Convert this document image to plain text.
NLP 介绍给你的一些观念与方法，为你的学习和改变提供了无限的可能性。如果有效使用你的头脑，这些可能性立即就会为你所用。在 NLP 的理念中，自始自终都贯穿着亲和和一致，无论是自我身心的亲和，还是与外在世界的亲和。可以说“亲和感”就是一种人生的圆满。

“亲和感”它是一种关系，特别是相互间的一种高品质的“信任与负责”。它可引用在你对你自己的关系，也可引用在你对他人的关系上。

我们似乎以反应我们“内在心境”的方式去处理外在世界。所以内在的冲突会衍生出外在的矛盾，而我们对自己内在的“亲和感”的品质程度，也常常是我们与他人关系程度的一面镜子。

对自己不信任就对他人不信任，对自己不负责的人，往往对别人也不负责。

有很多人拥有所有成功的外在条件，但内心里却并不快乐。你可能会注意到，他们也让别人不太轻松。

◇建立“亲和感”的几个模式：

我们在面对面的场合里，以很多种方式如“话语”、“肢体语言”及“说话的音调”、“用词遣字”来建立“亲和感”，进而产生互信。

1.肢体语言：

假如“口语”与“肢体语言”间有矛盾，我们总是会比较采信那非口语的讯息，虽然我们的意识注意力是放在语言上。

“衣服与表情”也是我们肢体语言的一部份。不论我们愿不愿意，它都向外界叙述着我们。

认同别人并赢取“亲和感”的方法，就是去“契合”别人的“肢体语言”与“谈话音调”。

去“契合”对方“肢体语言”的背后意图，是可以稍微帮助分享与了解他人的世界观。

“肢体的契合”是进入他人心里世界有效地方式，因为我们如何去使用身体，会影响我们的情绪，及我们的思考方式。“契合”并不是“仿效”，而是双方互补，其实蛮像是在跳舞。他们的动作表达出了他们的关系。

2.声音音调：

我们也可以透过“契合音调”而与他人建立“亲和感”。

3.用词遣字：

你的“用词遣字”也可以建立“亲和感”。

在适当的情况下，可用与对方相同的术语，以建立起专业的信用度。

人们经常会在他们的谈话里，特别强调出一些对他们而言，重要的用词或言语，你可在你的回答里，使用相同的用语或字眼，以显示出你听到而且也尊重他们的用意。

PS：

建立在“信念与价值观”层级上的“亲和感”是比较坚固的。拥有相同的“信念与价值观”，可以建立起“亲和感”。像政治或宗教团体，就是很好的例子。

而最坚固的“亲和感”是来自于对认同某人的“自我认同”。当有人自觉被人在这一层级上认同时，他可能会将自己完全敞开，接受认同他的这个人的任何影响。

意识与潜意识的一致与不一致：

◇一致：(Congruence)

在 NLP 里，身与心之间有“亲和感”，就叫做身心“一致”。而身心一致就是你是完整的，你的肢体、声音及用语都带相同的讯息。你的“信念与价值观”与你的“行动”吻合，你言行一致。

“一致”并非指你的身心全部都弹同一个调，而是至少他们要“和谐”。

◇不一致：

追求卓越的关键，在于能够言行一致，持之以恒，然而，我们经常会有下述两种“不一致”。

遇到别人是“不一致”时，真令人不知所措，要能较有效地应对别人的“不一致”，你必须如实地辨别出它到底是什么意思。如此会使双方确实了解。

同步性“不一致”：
= = =
**YOUR TASK**
Each record above must be given again exactly.

**WRITTEN SOLUTION**
Convert this document image to plain text.
NLP 介绍给你的一些观念与方法，为你的学习和改变提供了无限的可能性。如果有效使用你的头脑，这些可能性立即就会为你所用。在 NLP 的理念中，自始自终都贯穿着亲和和一致，无论是自我身心的亲和，还是与外在世界的亲和。可以说“亲和感”就是一种人生的圆满。

“亲和感”它是一种关系，特别是相互间的一种高品质的“信任与负责”。它可引用在你对你自己的关系，也可引用在你对他人的关系上。

我们似乎以反应我们“内在心境”的方式去处理外在世界。所以内在的冲突会衍生出外在的矛盾，而我们对自己内在的“亲和感”的品质程度，也常常是我们与他人关系程度的一面镜子。

对自己不信任就对他人不信任，对自己不负责的人，往往对别人也不负责。

有很多人拥有所有成功的外在条件，但内心里却并不快乐。你可能会注意到，他们也让别人不太轻松。

◇建立“亲和感”的几个模式：

我们在面对面的场合里，以很多种方式如“话语”、“肢体语言”及“说话的音调”、“用词遣字”来建立“亲和感”，进而产生互信。

1.肢体语言：

假如“口语”与“肢体语言”间有矛盾，我们总是会比较采信那非口语的讯息，虽然我们的意识注意力是放在语言上。

“衣服与表情”也是我们肢体语言的一部份。不论我们愿不愿意，它都向外界叙述着我们。

认同别人并赢取“亲和感”的方法，就是去“契合”别人的“肢体语言”与“谈话音调”。

去“契合”对方“肢体语言”的背后意图，是可以稍微帮助分享与了解他人的世界观。

“肢体的契合”是进入他人心里世界有效地方式，因为我们如何去使用身体，会影响我们的情绪，及我们的思考方式。“契合”并不是“仿效”，而是双方互补，其实蛮像是在跳舞。他们的动作表达出了他们的关系。

2.声音音调：

我们也可以透过“契合音调”而与他人建立“亲和感”。

3.用词遣字：

你的“用词遣字”也可以建立“亲和感”。

在适当的情况下，可用与对方相同的术语，以建立起专业的信用度。

人们经常会在他们的谈话里，特别强调出一些对他们而言，重要的用词或言语，你可在你的回答里，使用相同的用语或字眼，以显示出你听到而且也尊重他们的用意。

PS：

建立在“信念与价值观”层级上的“亲和感”是比较坚固的。拥有相同的“信念与价值观”，可以建立起“亲和感”。像政治或宗教团体，就是很好的例子。

而最坚固的“亲和感”是来自于对认同某人的“自我认同”。当有人自觉被人在这一层级上认同时，他可能会将自己完全敞开，接受认同他的这个人的任何影响。

意识与潜意识的一致与不一致：

◇一致：(Congruence)

在 NLP 里，身与心之间有“亲和感”，就叫做身心“一致”。而身心一致就是你是完整的，你的肢体、声音及用语都带相同的讯息。你的“信念与价值观”与你的“行动”吻合，你言行一致。

“一致”并非指你的身心全部都弹同一个调，而是至少他们要“和谐”。

◇不一致：

追求卓越的关键，在于能够言行一致，持之以恒，然而，我们经常会有下述两种“不一致”。

遇到别人是“不一致”时，真令人不知所措，要能较有效地应对别人的“不一致”，你必须如实地辨别出它到底是什么意思。如此会使双方确实了解。

同步性“不一致”：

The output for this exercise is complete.